§ **Aim of the task**
Give back the full listing verbatim, apart from its images.

##### Records to process #####

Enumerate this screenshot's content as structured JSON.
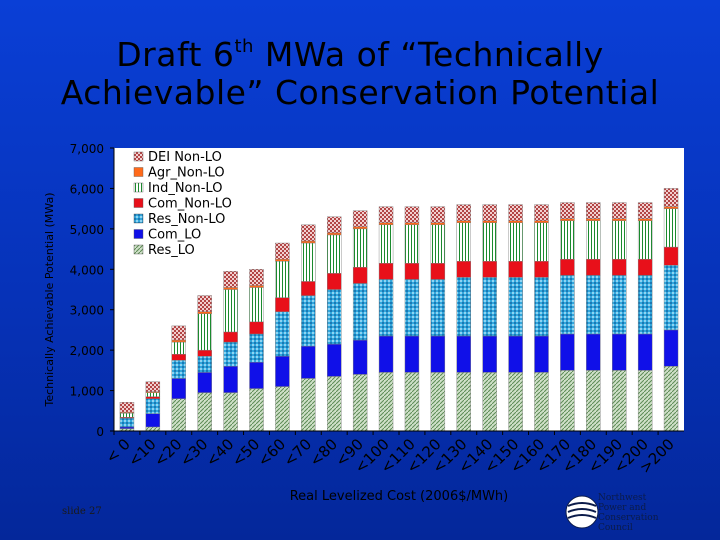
{
  "slide": {
    "title_pre": "Draft 6",
    "title_sup": "th",
    "title_post": " MWa of “Technically",
    "title_line2": "Achievable” Conservation Potential",
    "slide_number": "slide 27",
    "org_name": [
      "Northwest",
      "Power and",
      "Conservation",
      "Council"
    ]
  },
  "chart_data": {
    "type": "bar",
    "stacked": true,
    "xlabel": "Real Levelized Cost (2006$/MWh)",
    "ylabel": "Technically Achievable Potential (MWa)",
    "ylim": [
      0,
      7000
    ],
    "yticks": [
      0,
      1000,
      2000,
      3000,
      4000,
      5000,
      6000,
      7000
    ],
    "ytick_labels": [
      "0",
      "1,000",
      "2,000",
      "3,000",
      "4,000",
      "5,000",
      "6,000",
      "7,000"
    ],
    "legend_position": "top-left",
    "categories": [
      "< 0",
      "<10",
      "<20",
      "<30",
      "<40",
      "<50",
      "<60",
      "<70",
      "<80",
      "<90",
      "<100",
      "<110",
      "<120",
      "<130",
      "<140",
      "<150",
      "<160",
      "<170",
      "<180",
      "<190",
      "<200",
      ">200"
    ],
    "series": [
      {
        "name": "Res_LO",
        "color": "#a8c6a0",
        "pattern": "res_lo",
        "values": [
          60,
          100,
          800,
          950,
          950,
          1050,
          1100,
          1300,
          1350,
          1400,
          1450,
          1450,
          1450,
          1450,
          1450,
          1450,
          1450,
          1500,
          1500,
          1500,
          1500,
          1600
        ]
      },
      {
        "name": "Com_LO",
        "color": "#1010e8",
        "pattern": "solid",
        "values": [
          40,
          330,
          500,
          500,
          650,
          650,
          750,
          800,
          800,
          850,
          900,
          900,
          900,
          900,
          900,
          900,
          900,
          900,
          900,
          900,
          900,
          900
        ]
      },
      {
        "name": "Res_Non-LO",
        "color": "#31a7dc",
        "pattern": "res_nonlo",
        "values": [
          220,
          370,
          450,
          400,
          600,
          700,
          1100,
          1250,
          1350,
          1400,
          1400,
          1400,
          1400,
          1450,
          1450,
          1450,
          1450,
          1450,
          1450,
          1450,
          1450,
          1600
        ]
      },
      {
        "name": "Com_Non-LO",
        "color": "#e8101a",
        "pattern": "solid",
        "values": [
          20,
          50,
          150,
          150,
          250,
          300,
          350,
          350,
          400,
          400,
          400,
          400,
          400,
          400,
          400,
          400,
          400,
          400,
          400,
          400,
          400,
          450
        ]
      },
      {
        "name": "Ind_Non-LO",
        "color": "#ffffff",
        "pattern": "ind_nonlo",
        "values": [
          100,
          100,
          300,
          900,
          1050,
          850,
          900,
          950,
          950,
          950,
          950,
          950,
          950,
          950,
          950,
          950,
          950,
          950,
          950,
          950,
          950,
          950
        ]
      },
      {
        "name": "Agr_Non-LO",
        "color": "#ff6a1a",
        "pattern": "solid",
        "values": [
          20,
          20,
          50,
          50,
          50,
          50,
          50,
          50,
          50,
          50,
          50,
          50,
          50,
          50,
          50,
          50,
          50,
          50,
          50,
          50,
          50,
          50
        ]
      },
      {
        "name": "DEI  Non-LO",
        "color": "#e8b4b4",
        "pattern": "dei",
        "values": [
          250,
          250,
          350,
          400,
          400,
          400,
          400,
          400,
          400,
          400,
          400,
          400,
          400,
          400,
          400,
          400,
          400,
          400,
          400,
          400,
          400,
          450
        ]
      }
    ]
  }
}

#####

§ **Right answer**
Enumerate this screenshot's content as structured JSON.
{
  "slide": {
    "title_pre": "Draft 6",
    "title_sup": "th",
    "title_post": " MWa of “Technically",
    "title_line2": "Achievable” Conservation Potential",
    "slide_number": "slide 27",
    "org_name": [
      "Northwest",
      "Power and",
      "Conservation",
      "Council"
    ]
  },
  "chart_data": {
    "type": "bar",
    "stacked": true,
    "xlabel": "Real Levelized Cost (2006$/MWh)",
    "ylabel": "Technically Achievable Potential (MWa)",
    "ylim": [
      0,
      7000
    ],
    "yticks": [
      0,
      1000,
      2000,
      3000,
      4000,
      5000,
      6000,
      7000
    ],
    "ytick_labels": [
      "0",
      "1,000",
      "2,000",
      "3,000",
      "4,000",
      "5,000",
      "6,000",
      "7,000"
    ],
    "legend_position": "top-left",
    "categories": [
      "< 0",
      "<10",
      "<20",
      "<30",
      "<40",
      "<50",
      "<60",
      "<70",
      "<80",
      "<90",
      "<100",
      "<110",
      "<120",
      "<130",
      "<140",
      "<150",
      "<160",
      "<170",
      "<180",
      "<190",
      "<200",
      ">200"
    ],
    "series": [
      {
        "name": "Res_LO",
        "color": "#a8c6a0",
        "pattern": "res_lo",
        "values": [
          60,
          100,
          800,
          950,
          950,
          1050,
          1100,
          1300,
          1350,
          1400,
          1450,
          1450,
          1450,
          1450,
          1450,
          1450,
          1450,
          1500,
          1500,
          1500,
          1500,
          1600
        ]
      },
      {
        "name": "Com_LO",
        "color": "#1010e8",
        "pattern": "solid",
        "values": [
          40,
          330,
          500,
          500,
          650,
          650,
          750,
          800,
          800,
          850,
          900,
          900,
          900,
          900,
          900,
          900,
          900,
          900,
          900,
          900,
          900,
          900
        ]
      },
      {
        "name": "Res_Non-LO",
        "color": "#31a7dc",
        "pattern": "res_nonlo",
        "values": [
          220,
          370,
          450,
          400,
          600,
          700,
          1100,
          1250,
          1350,
          1400,
          1400,
          1400,
          1400,
          1450,
          1450,
          1450,
          1450,
          1450,
          1450,
          1450,
          1450,
          1600
        ]
      },
      {
        "name": "Com_Non-LO",
        "color": "#e8101a",
        "pattern": "solid",
        "values": [
          20,
          50,
          150,
          150,
          250,
          300,
          350,
          350,
          400,
          400,
          400,
          400,
          400,
          400,
          400,
          400,
          400,
          400,
          400,
          400,
          400,
          450
        ]
      },
      {
        "name": "Ind_Non-LO",
        "color": "#ffffff",
        "pattern": "ind_nonlo",
        "values": [
          100,
          100,
          300,
          900,
          1050,
          850,
          900,
          950,
          950,
          950,
          950,
          950,
          950,
          950,
          950,
          950,
          950,
          950,
          950,
          950,
          950,
          950
        ]
      },
      {
        "name": "Agr_Non-LO",
        "color": "#ff6a1a",
        "pattern": "solid",
        "values": [
          20,
          20,
          50,
          50,
          50,
          50,
          50,
          50,
          50,
          50,
          50,
          50,
          50,
          50,
          50,
          50,
          50,
          50,
          50,
          50,
          50,
          50
        ]
      },
      {
        "name": "DEI  Non-LO",
        "color": "#e8b4b4",
        "pattern": "dei",
        "values": [
          250,
          250,
          350,
          400,
          400,
          400,
          400,
          400,
          400,
          400,
          400,
          400,
          400,
          400,
          400,
          400,
          400,
          400,
          400,
          400,
          400,
          450
        ]
      }
    ]
  }
}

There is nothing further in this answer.